* start *

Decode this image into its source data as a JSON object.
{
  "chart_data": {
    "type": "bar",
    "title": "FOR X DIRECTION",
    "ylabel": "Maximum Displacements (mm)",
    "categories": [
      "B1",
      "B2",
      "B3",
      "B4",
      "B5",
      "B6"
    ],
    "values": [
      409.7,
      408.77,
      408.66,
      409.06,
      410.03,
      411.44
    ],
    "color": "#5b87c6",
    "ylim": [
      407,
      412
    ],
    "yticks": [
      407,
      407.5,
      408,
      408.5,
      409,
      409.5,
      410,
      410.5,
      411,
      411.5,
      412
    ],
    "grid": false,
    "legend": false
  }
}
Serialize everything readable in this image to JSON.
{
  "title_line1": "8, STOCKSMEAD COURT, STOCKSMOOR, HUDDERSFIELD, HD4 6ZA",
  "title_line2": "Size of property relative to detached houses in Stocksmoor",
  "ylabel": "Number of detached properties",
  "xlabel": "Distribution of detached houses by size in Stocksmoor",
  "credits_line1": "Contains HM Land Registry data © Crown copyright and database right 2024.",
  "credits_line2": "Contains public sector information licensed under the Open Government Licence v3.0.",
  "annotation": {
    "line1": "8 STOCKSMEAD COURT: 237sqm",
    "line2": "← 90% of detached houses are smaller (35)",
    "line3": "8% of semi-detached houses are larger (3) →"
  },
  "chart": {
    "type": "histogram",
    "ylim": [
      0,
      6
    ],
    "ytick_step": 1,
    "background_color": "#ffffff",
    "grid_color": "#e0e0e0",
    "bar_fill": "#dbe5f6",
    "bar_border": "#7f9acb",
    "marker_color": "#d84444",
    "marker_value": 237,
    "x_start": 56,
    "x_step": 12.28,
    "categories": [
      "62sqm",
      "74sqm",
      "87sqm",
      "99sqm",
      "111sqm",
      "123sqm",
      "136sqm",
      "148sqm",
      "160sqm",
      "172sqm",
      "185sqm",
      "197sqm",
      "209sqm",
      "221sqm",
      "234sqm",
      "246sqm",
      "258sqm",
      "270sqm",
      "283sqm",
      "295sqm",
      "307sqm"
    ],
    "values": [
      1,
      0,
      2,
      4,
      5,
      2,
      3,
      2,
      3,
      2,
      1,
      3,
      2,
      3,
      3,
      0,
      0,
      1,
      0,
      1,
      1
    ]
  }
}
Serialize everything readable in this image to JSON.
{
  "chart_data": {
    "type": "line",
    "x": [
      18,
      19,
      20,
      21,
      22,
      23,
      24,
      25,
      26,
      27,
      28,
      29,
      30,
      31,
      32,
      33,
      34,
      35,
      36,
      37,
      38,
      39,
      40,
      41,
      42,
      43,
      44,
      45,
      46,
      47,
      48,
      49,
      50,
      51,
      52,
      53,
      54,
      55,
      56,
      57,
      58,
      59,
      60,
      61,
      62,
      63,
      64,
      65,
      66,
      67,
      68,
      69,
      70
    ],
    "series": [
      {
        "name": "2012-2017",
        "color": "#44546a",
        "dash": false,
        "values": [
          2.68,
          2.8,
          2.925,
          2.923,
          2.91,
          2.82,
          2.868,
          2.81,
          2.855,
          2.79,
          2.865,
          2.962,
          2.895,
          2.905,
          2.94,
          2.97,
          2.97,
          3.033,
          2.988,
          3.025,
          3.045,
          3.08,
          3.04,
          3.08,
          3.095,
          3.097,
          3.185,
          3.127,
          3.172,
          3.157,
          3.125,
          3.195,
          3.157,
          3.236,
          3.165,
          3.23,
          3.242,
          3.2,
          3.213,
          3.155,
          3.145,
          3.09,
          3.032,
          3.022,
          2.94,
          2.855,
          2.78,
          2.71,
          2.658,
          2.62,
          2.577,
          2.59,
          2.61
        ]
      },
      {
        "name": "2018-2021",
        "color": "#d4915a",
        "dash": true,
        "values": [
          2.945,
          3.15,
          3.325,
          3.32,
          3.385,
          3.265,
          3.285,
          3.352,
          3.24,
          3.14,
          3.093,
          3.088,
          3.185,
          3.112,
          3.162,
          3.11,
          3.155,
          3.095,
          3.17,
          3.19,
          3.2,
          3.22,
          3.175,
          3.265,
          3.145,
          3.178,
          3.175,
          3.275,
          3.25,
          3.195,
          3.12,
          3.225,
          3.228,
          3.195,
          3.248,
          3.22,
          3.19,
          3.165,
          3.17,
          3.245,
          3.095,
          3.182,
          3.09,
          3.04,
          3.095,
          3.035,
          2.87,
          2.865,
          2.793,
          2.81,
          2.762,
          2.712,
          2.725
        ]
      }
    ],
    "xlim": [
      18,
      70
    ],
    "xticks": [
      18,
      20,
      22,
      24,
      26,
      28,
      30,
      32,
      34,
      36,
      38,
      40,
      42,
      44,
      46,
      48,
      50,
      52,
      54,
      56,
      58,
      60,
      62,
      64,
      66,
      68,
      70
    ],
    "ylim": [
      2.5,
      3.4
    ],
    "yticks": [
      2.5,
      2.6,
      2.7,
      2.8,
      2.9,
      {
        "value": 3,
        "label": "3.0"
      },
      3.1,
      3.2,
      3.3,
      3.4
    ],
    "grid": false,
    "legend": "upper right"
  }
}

* end *

AIM » Extract the full listing above without alteration.

SOLUTION FOR THIS EXERCISE »
Decode this image into its source data as a JSON object.
{
  "chart_data": {
    "type": "bar",
    "title": "FOR X DIRECTION",
    "ylabel": "Maximum Displacements (mm)",
    "categories": [
      "B1",
      "B2",
      "B3",
      "B4",
      "B5",
      "B6"
    ],
    "values": [
      409.7,
      408.77,
      408.66,
      409.06,
      410.03,
      411.44
    ],
    "color": "#5b87c6",
    "ylim": [
      407,
      412
    ],
    "yticks": [
      407,
      407.5,
      408,
      408.5,
      409,
      409.5,
      410,
      410.5,
      411,
      411.5,
      412
    ],
    "grid": false,
    "legend": false
  }
}
Serialize everything readable in this image to JSON.
{
  "title_line1": "8, STOCKSMEAD COURT, STOCKSMOOR, HUDDERSFIELD, HD4 6ZA",
  "title_line2": "Size of property relative to detached houses in Stocksmoor",
  "ylabel": "Number of detached properties",
  "xlabel": "Distribution of detached houses by size in Stocksmoor",
  "credits_line1": "Contains HM Land Registry data © Crown copyright and database right 2024.",
  "credits_line2": "Contains public sector information licensed under the Open Government Licence v3.0.",
  "annotation": {
    "line1": "8 STOCKSMEAD COURT: 237sqm",
    "line2": "← 90% of detached houses are smaller (35)",
    "line3": "8% of semi-detached houses are larger (3) →"
  },
  "chart": {
    "type": "histogram",
    "ylim": [
      0,
      6
    ],
    "ytick_step": 1,
    "background_color": "#ffffff",
    "grid_color": "#e0e0e0",
    "bar_fill": "#dbe5f6",
    "bar_border": "#7f9acb",
    "marker_color": "#d84444",
    "marker_value": 237,
    "x_start": 56,
    "x_step": 12.28,
    "categories": [
      "62sqm",
      "74sqm",
      "87sqm",
      "99sqm",
      "111sqm",
      "123sqm",
      "136sqm",
      "148sqm",
      "160sqm",
      "172sqm",
      "185sqm",
      "197sqm",
      "209sqm",
      "221sqm",
      "234sqm",
      "246sqm",
      "258sqm",
      "270sqm",
      "283sqm",
      "295sqm",
      "307sqm"
    ],
    "values": [
      1,
      0,
      2,
      4,
      5,
      2,
      3,
      2,
      3,
      2,
      1,
      3,
      2,
      3,
      3,
      0,
      0,
      1,
      0,
      1,
      1
    ]
  }
}
Serialize everything readable in this image to JSON.
{
  "chart_data": {
    "type": "line",
    "x": [
      18,
      19,
      20,
      21,
      22,
      23,
      24,
      25,
      26,
      27,
      28,
      29,
      30,
      31,
      32,
      33,
      34,
      35,
      36,
      37,
      38,
      39,
      40,
      41,
      42,
      43,
      44,
      45,
      46,
      47,
      48,
      49,
      50,
      51,
      52,
      53,
      54,
      55,
      56,
      57,
      58,
      59,
      60,
      61,
      62,
      63,
      64,
      65,
      66,
      67,
      68,
      69,
      70
    ],
    "series": [
      {
        "name": "2012-2017",
        "color": "#44546a",
        "dash": false,
        "values": [
          2.68,
          2.8,
          2.925,
          2.923,
          2.91,
          2.82,
          2.868,
          2.81,
          2.855,
          2.79,
          2.865,
          2.962,
          2.895,
          2.905,
          2.94,
          2.97,
          2.97,
          3.033,
          2.988,
          3.025,
          3.045,
          3.08,
          3.04,
          3.08,
          3.095,
          3.097,
          3.185,
          3.127,
          3.172,
          3.157,
          3.125,
          3.195,
          3.157,
          3.236,
          3.165,
          3.23,
          3.242,
          3.2,
          3.213,
          3.155,
          3.145,
          3.09,
          3.032,
          3.022,
          2.94,
          2.855,
          2.78,
          2.71,
          2.658,
          2.62,
          2.577,
          2.59,
          2.61
        ]
      },
      {
        "name": "2018-2021",
        "color": "#d4915a",
        "dash": true,
        "values": [
          2.945,
          3.15,
          3.325,
          3.32,
          3.385,
          3.265,
          3.285,
          3.352,
          3.24,
          3.14,
          3.093,
          3.088,
          3.185,
          3.112,
          3.162,
          3.11,
          3.155,
          3.095,
          3.17,
          3.19,
          3.2,
          3.22,
          3.175,
          3.265,
          3.145,
          3.178,
          3.175,
          3.275,
          3.25,
          3.195,
          3.12,
          3.225,
          3.228,
          3.195,
          3.248,
          3.22,
          3.19,
          3.165,
          3.17,
          3.245,
          3.095,
          3.182,
          3.09,
          3.04,
          3.095,
          3.035,
          2.87,
          2.865,
          2.793,
          2.81,
          2.762,
          2.712,
          2.725
        ]
      }
    ],
    "xlim": [
      18,
      70
    ],
    "xticks": [
      18,
      20,
      22,
      24,
      26,
      28,
      30,
      32,
      34,
      36,
      38,
      40,
      42,
      44,
      46,
      48,
      50,
      52,
      54,
      56,
      58,
      60,
      62,
      64,
      66,
      68,
      70
    ],
    "ylim": [
      2.5,
      3.4
    ],
    "yticks": [
      2.5,
      2.6,
      2.7,
      2.8,
      2.9,
      {
        "value": 3,
        "label": "3.0"
      },
      3.1,
      3.2,
      3.3,
      3.4
    ],
    "grid": false,
    "legend": "upper right"
  }
}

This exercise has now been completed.